------ TASK INPUT ------

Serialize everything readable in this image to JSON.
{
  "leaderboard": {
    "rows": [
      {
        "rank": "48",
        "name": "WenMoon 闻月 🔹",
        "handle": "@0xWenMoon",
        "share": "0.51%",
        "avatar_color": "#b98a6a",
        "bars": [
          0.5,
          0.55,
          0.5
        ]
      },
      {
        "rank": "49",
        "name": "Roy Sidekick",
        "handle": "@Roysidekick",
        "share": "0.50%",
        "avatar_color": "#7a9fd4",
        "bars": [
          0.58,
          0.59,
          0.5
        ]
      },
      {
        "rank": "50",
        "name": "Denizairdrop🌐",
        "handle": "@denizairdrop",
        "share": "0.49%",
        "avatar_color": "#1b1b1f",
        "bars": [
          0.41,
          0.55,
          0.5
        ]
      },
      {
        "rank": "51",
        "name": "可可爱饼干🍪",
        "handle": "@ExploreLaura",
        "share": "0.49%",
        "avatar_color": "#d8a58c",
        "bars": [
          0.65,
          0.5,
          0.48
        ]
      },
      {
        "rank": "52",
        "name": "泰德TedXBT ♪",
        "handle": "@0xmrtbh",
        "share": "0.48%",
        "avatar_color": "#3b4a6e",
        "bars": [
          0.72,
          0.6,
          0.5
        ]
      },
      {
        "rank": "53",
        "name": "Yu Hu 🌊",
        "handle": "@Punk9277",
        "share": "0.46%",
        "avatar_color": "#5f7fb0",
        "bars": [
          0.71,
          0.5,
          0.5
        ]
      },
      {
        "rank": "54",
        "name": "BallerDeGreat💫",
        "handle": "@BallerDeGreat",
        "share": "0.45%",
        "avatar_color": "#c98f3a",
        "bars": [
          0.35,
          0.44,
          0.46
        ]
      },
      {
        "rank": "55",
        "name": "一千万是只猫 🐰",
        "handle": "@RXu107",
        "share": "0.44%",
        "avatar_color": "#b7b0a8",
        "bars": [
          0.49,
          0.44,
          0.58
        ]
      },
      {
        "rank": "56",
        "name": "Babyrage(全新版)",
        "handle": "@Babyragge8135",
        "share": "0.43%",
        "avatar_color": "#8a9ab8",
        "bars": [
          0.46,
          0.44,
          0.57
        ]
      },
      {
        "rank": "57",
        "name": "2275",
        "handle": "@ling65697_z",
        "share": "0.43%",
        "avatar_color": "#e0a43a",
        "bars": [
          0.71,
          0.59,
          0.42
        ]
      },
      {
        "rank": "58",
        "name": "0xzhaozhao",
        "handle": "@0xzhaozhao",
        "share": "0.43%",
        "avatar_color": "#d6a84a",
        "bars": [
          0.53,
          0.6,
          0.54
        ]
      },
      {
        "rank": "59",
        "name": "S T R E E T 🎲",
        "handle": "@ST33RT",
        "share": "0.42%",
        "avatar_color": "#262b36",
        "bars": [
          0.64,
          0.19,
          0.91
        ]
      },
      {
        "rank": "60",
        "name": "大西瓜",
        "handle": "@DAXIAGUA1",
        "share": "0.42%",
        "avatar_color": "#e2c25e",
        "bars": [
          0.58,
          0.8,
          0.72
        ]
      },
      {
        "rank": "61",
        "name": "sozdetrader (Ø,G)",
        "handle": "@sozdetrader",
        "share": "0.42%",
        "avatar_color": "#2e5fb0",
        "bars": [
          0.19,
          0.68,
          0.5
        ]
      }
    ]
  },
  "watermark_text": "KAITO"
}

------
------ TASK INPUT ------

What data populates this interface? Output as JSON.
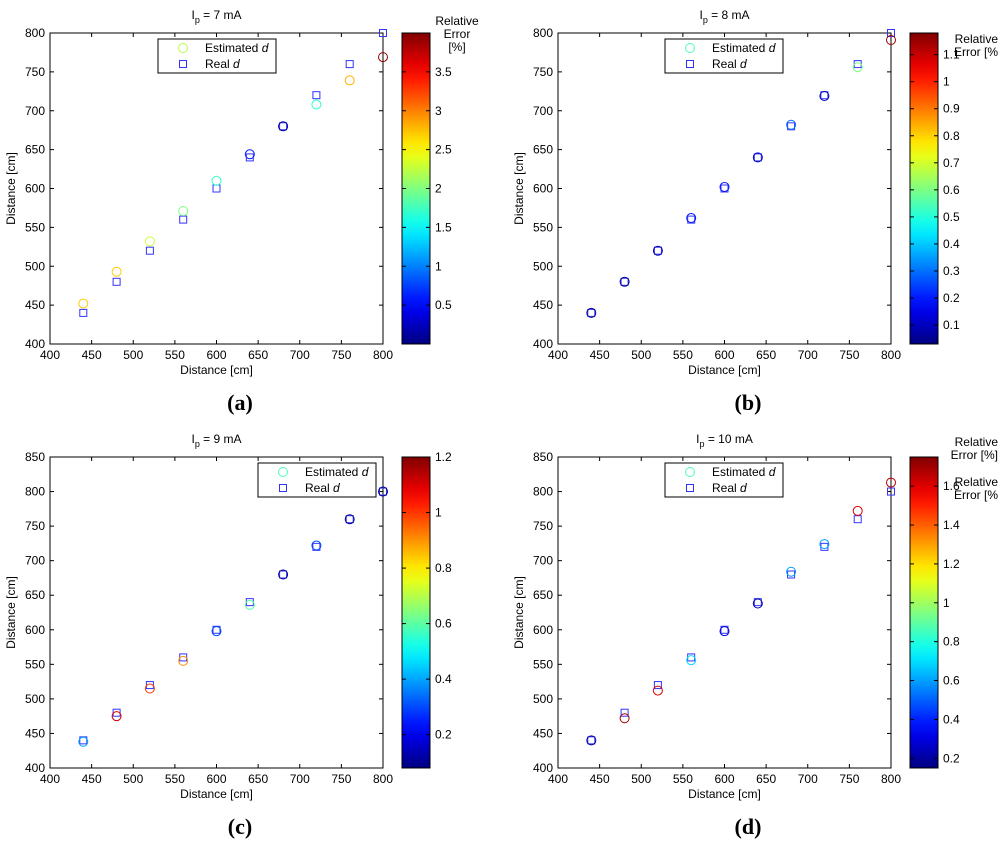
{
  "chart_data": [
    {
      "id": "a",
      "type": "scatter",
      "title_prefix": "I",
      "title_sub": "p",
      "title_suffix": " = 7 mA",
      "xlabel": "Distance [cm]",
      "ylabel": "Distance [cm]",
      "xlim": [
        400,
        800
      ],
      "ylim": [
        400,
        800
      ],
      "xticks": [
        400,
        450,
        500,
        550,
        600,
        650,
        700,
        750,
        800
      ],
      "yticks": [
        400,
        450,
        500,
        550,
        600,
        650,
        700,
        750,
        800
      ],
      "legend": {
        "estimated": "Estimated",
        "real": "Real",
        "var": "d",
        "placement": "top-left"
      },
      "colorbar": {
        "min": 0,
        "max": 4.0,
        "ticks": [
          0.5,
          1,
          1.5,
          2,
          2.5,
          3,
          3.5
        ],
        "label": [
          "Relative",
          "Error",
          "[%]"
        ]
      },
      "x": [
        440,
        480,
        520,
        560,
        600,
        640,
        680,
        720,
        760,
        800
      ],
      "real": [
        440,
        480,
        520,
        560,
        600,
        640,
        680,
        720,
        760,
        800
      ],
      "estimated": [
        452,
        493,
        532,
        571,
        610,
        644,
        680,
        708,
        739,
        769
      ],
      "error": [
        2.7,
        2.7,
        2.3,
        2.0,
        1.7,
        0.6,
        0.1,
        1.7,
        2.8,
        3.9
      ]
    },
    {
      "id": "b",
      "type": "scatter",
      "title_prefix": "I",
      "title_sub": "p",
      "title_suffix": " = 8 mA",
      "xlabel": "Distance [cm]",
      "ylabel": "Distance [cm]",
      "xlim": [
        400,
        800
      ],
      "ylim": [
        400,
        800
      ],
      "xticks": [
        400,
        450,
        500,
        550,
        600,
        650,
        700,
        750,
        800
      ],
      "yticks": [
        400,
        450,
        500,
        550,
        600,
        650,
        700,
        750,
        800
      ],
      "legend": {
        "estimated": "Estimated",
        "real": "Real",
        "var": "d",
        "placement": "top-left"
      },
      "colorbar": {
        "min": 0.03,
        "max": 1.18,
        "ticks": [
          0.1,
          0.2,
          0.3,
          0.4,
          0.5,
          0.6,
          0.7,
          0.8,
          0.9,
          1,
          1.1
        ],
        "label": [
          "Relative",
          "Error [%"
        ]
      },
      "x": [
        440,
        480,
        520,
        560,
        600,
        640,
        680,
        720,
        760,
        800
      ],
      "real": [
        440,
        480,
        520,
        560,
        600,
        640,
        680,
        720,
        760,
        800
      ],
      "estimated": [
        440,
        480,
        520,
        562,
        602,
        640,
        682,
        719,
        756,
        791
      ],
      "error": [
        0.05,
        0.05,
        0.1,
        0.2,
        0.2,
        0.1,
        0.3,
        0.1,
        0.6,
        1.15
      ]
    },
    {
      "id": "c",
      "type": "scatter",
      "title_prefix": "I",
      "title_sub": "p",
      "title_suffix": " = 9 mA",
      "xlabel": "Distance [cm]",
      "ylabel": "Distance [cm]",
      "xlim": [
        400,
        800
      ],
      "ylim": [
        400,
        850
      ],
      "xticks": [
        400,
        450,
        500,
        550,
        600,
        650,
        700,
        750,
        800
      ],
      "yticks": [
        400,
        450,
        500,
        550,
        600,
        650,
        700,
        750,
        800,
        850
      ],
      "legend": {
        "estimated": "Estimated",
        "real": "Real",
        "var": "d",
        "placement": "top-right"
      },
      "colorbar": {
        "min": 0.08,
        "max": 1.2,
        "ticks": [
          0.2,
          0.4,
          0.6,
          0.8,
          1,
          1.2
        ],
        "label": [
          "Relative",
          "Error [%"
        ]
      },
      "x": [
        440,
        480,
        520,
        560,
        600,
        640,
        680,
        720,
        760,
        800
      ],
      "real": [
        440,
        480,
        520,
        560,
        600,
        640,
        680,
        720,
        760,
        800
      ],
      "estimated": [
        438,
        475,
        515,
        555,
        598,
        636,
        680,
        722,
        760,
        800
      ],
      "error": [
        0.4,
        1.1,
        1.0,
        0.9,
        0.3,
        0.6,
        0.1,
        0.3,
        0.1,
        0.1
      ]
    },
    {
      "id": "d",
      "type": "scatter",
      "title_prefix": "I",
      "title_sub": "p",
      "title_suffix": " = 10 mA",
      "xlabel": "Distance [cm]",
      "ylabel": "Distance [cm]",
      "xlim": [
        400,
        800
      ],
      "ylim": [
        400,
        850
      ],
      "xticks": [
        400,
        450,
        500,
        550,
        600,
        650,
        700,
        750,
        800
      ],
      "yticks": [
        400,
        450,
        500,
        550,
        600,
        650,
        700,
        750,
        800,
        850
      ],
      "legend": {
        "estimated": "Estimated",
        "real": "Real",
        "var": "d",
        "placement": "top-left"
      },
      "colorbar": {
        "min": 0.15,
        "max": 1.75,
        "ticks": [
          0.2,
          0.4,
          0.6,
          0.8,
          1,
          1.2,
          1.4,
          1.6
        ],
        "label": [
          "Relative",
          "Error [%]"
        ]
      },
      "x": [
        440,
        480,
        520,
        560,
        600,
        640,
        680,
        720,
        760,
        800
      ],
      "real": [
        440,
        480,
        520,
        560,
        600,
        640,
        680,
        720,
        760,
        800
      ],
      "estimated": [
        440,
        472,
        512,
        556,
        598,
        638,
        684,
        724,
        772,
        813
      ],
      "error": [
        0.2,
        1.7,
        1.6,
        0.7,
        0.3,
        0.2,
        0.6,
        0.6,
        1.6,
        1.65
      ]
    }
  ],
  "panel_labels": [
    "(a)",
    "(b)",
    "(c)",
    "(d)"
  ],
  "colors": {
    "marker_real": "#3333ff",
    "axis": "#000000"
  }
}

------
------ TASK INPUT ------

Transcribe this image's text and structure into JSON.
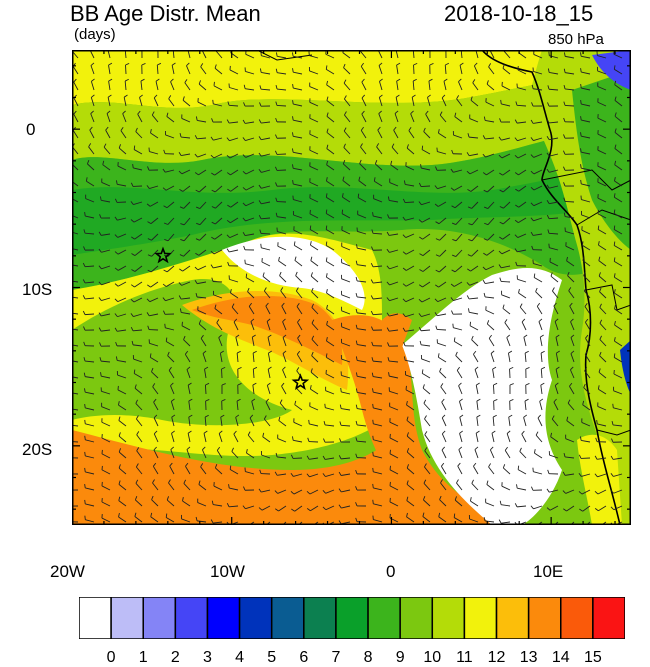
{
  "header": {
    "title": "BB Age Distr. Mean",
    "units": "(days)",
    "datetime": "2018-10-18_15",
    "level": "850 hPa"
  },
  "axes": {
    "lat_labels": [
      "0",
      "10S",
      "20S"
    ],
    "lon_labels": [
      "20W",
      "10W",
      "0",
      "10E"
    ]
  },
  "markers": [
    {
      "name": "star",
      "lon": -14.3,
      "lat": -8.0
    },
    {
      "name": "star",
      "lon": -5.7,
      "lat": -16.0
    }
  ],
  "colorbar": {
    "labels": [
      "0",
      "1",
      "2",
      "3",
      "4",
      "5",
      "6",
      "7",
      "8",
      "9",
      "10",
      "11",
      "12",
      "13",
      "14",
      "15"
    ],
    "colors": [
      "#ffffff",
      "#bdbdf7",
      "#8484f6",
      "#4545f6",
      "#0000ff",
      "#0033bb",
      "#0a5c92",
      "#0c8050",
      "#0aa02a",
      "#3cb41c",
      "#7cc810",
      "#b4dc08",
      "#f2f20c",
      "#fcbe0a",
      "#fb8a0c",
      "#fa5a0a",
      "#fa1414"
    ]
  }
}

------

§ YOUR INSTRUCTIONS: Copy out every line of the data that includes the word "this".

§ WRITTEN SOLUTION:
Serialize everything readable in this image to JSON.
What data populates this interface? Output as JSON.
Transcribe this image's text and structure into JSON.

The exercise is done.